PROBLEM :: Filter the records below and copy every line containing the word "JSON".

STORED RECORDS ::
-*-*-

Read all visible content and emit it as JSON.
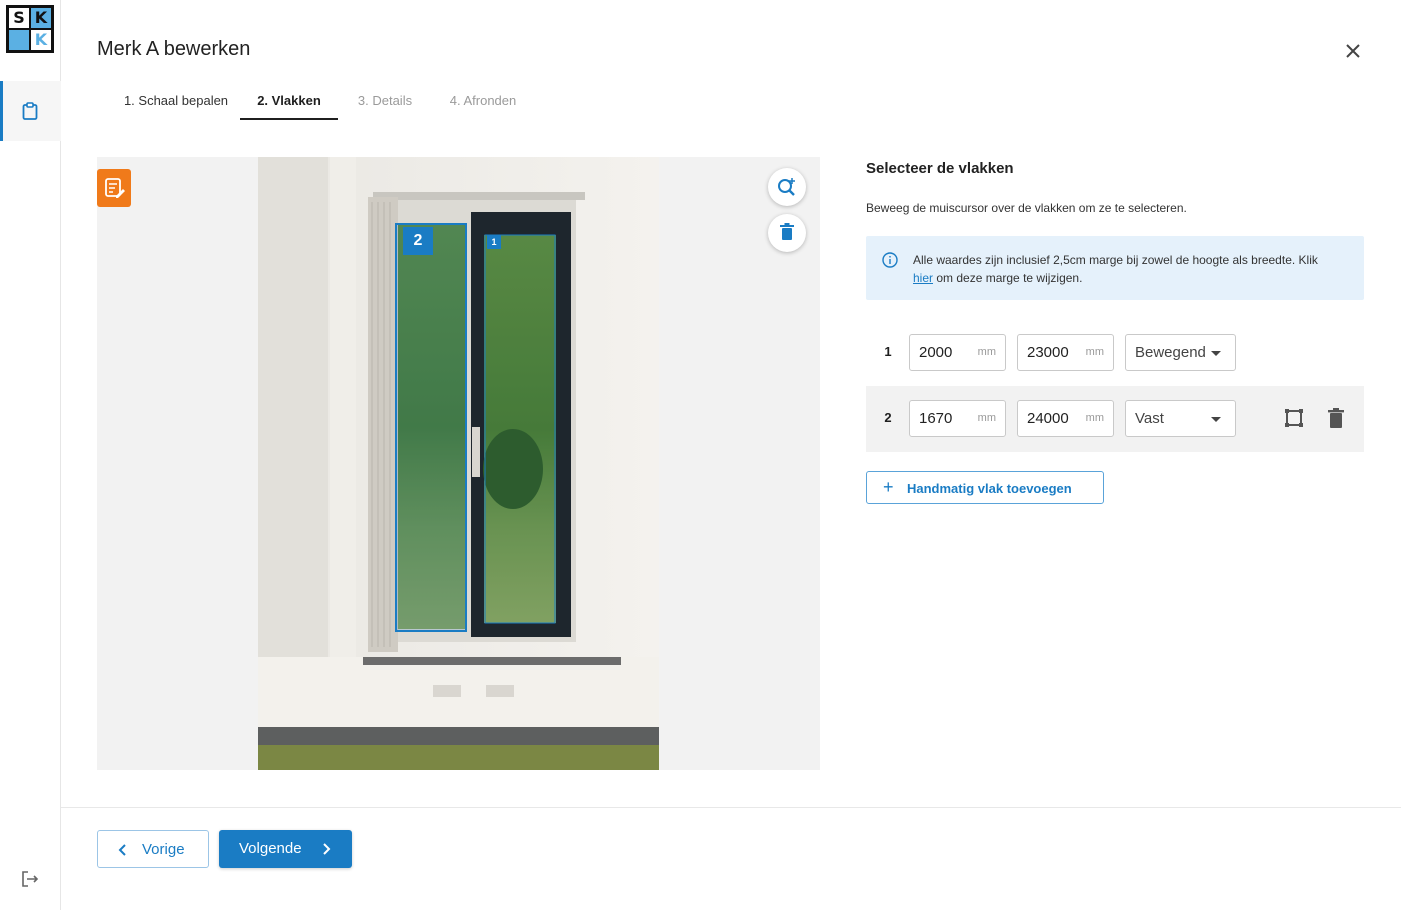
{
  "app": {
    "logo_letters": [
      "S",
      "K",
      "",
      "K"
    ],
    "accent_color": "#1a7cc4"
  },
  "header": {
    "title": "Merk A bewerken"
  },
  "tabs": [
    {
      "label": "1. Schaal bepalen",
      "state": "done"
    },
    {
      "label": "2. Vlakken",
      "state": "active"
    },
    {
      "label": "3. Details",
      "state": "inactive"
    },
    {
      "label": "4. Afronden",
      "state": "inactive"
    }
  ],
  "image_panel": {
    "pane_labels": [
      "2",
      "1"
    ]
  },
  "right_panel": {
    "title": "Selecteer de vlakken",
    "subtitle": "Beweeg de muiscursor over de vlakken om ze te selecteren.",
    "info_text_before": "Alle waardes zijn inclusief 2,5cm marge bij zowel de hoogte als breedte. Klik",
    "info_link": "hier",
    "info_text_after": "om deze marge te wijzigen."
  },
  "planes": [
    {
      "number": "1",
      "width": "2000",
      "height": "23000",
      "unit": "mm",
      "type": "Bewegend"
    },
    {
      "number": "2",
      "width": "1670",
      "height": "24000",
      "unit": "mm",
      "type": "Vast"
    }
  ],
  "actions": {
    "add_manual_label": "Handmatig vlak toevoegen"
  },
  "footer": {
    "prev_label": "Vorige",
    "next_label": "Volgende"
  }
}
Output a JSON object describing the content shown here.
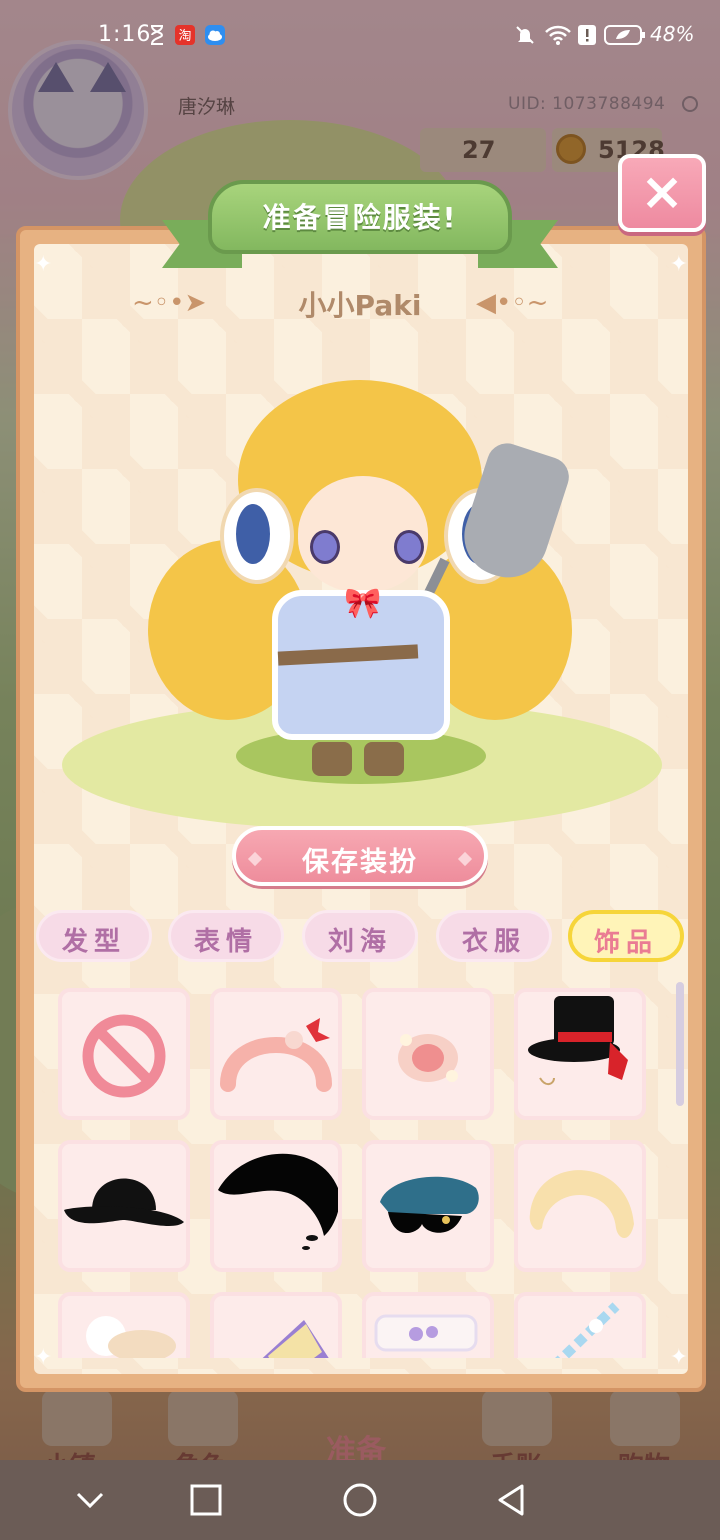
{
  "status_bar": {
    "time": "1:16",
    "battery": "48%",
    "icons": [
      "hourglass-icon",
      "taobao-icon",
      "cloud-icon",
      "mute-icon",
      "wifi-icon",
      "alert-icon",
      "battery-icon"
    ]
  },
  "hud": {
    "player_name": "唐汐琳",
    "uid": "UID: 1073788494",
    "stat_value": "27",
    "coins": "5128"
  },
  "dialog": {
    "title": "准备冒险服装!",
    "character_name": "小小Paki",
    "close_label": "×",
    "save_button": "保存装扮"
  },
  "tabs": [
    {
      "label": "发型",
      "active": false
    },
    {
      "label": "表情",
      "active": false
    },
    {
      "label": "刘海",
      "active": false
    },
    {
      "label": "衣服",
      "active": false
    },
    {
      "label": "饰品",
      "active": true
    }
  ],
  "items": [
    "none-icon",
    "pink-headband-icon",
    "pearl-hairpin-icon",
    "black-top-hat-icon",
    "black-bowler-hat-icon",
    "black-bangs-icon",
    "blue-sailor-cap-icon",
    "cream-headband-icon",
    "white-cloud-hairpiece-icon",
    "purple-book-icon",
    "lavender-ribbon-icon",
    "blue-straw-icon"
  ],
  "game_nav": [
    {
      "label": "小镇",
      "active": false
    },
    {
      "label": "角色",
      "active": false
    },
    {
      "label": "准备",
      "active": true
    },
    {
      "label": "手账",
      "active": false
    },
    {
      "label": "购物",
      "active": false
    }
  ],
  "colors": {
    "accent_pink": "#ee8d9c",
    "ribbon_green": "#83b85f",
    "active_tab_yellow": "#f6d53a",
    "panel_frame": "#e7b282"
  }
}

-*-*-

ANSWER IN FULL ::
Read all visible content and emit it as JSON.
Output a JSON object describing the content shown here.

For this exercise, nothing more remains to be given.